Select all lines holding the word "HIGH" from the entries that follow.
++++ Records shown ++++
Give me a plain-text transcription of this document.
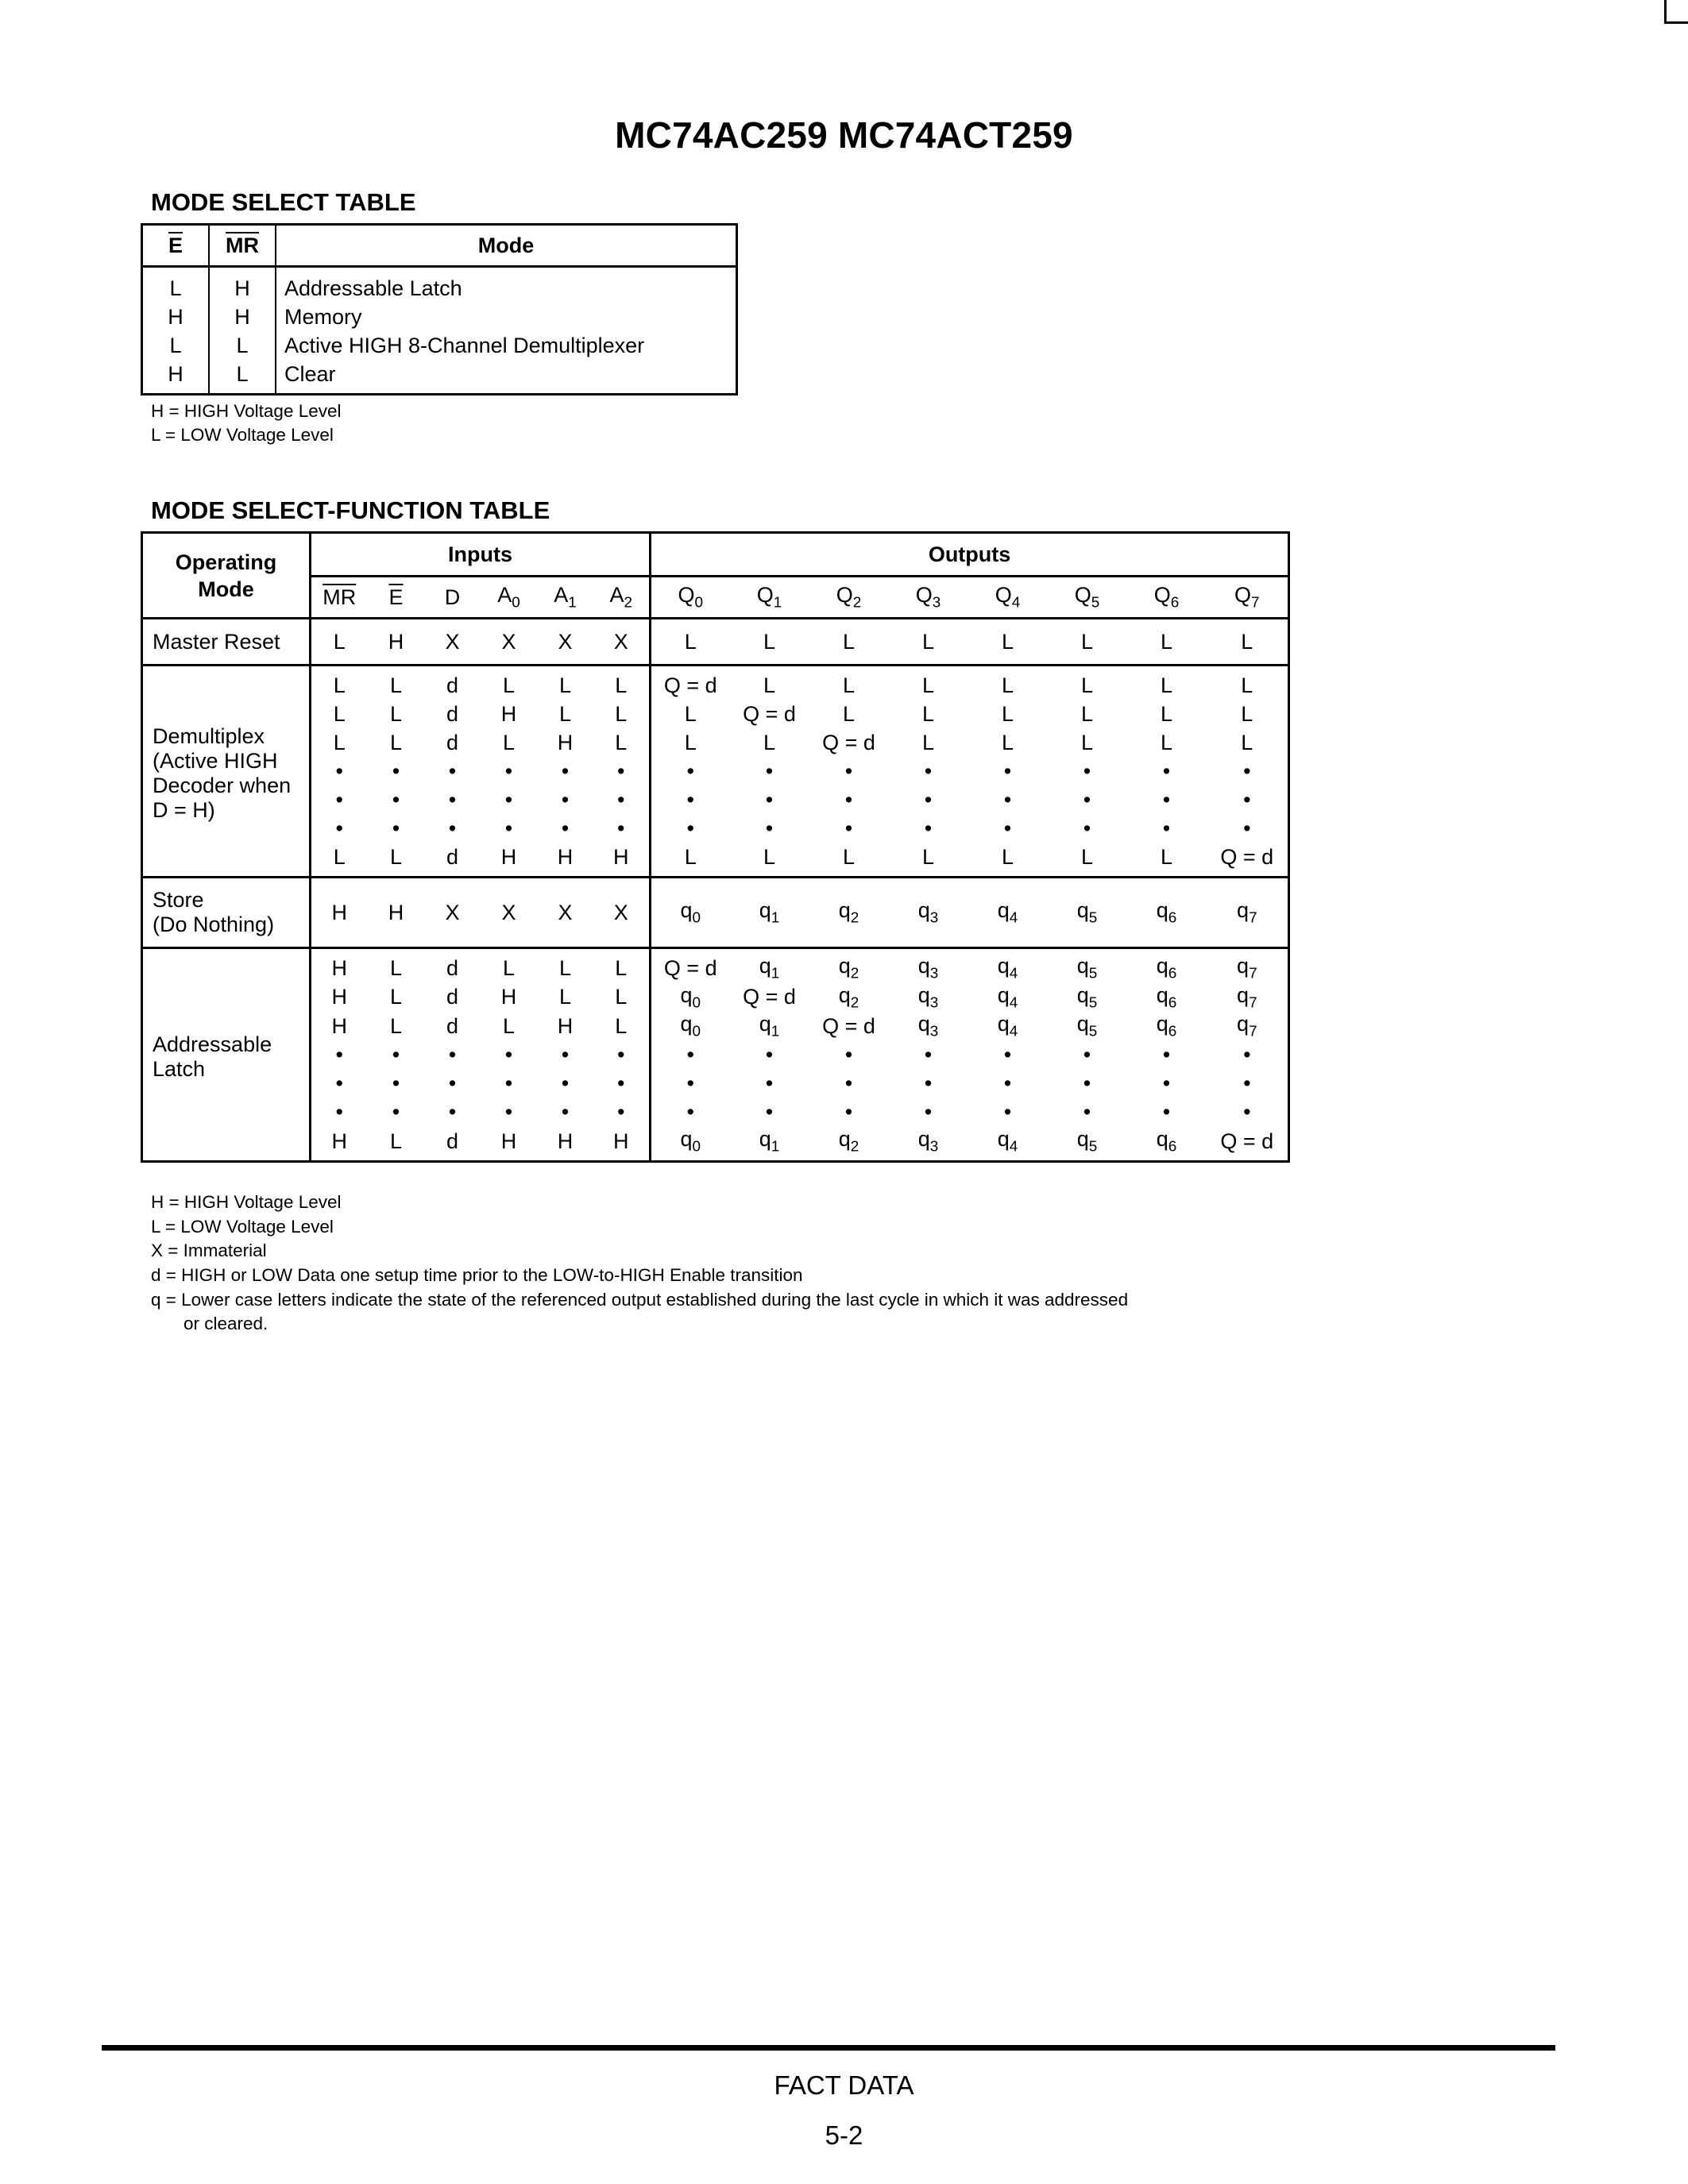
MC74AC259 MC74ACT259
MODE SELECT TABLE
$\overline{E}$	$\overline{MR}$	Mode
L	H	Addressable Latch
H	H	Memory
L	L	Active HIGH 8-Channel Demultiplexer
H	L	Clear
H = HIGH Voltage Level
L = LOW Voltage Level
MODE SELECT-FUNCTION TABLE
Operating
Mode	Inputs						Outputs							
	$\overline{MR}$	$\overline{E}$	D	$A_0$	$A_1$	$A_2$	$Q_0$	$Q_1$	$Q_2$	$Q_3$	$Q_4$	$Q_5$	$Q_6$	$Q_7$

Master Reset	L	H	X	X	X	X	L	L	L	L	L	L	L	L

Demultiplex
(Active HIGH
Decoder when
D = H)	L	L	d	L	L	L	Q = d	L	L	L	L	L	L	L
	L	L	d	H	L	L	L	Q = d	L	L	L	L	L	L
	L	L	d	L	H	L	L	L	Q = d	L	L	L	L	L
	•	•	•	•	•	•	•	•	•	•	•	•	•	•
	•	•	•	•	•	•	•	•	•	•	•	•	•	•
	•	•	•	•	•	•	•	•	•	•	•	•	•	•
	L	L	d	H	H	H	L	L	L	L	L	L	L	Q = d

Store
(Do Nothing)	H	H	X	X	X	X	$q_0$	$q_1$	$q_2$	$q_3$	$q_4$	$q_5$	$q_6$	$q_7$

Addressable
Latch	H	L	d	L	L	L	Q = d	$q_1$	$q_2$	$q_3$	$q_4$	$q_5$	$q_6$	$q_7$
	H	L	d	H	L	L	$q_0$	Q = d	$q_2$	$q_3$	$q_4$	$q_5$	$q_6$	$q_7$
	H	L	d	L	H	L	$q_0$	$q_1$	Q = d	$q_3$	$q_4$	$q_5$	$q_6$	$q_7$
	•	•	•	•	•	•	•	•	•	•	•	•	•	•
	•	•	•	•	•	•	•	•	•	•	•	•	•	•
	•	•	•	•	•	•	•	•	•	•	•	•	•	•
	H	L	d	H	H	H	$q_0$	$q_1$	$q_2$	$q_3$	$q_4$	$q_5$	$q_6$	Q = d
H = HIGH Voltage Level
L = LOW Voltage Level
X = Immaterial
d = HIGH or LOW Data one setup time prior to the LOW-to-HIGH Enable transition
q = Lower case letters indicate the state of the referenced output established during the last cycle in which it was addressed
or cleared.
FACT DATA
5-2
++++
**The output:**
L	L	Active HIGH 8-Channel Demultiplexer
H = HIGH Voltage Level
(Active HIGH
H = HIGH Voltage Level
d = HIGH or LOW Data one setup time prior to the LOW-to-HIGH Enable transition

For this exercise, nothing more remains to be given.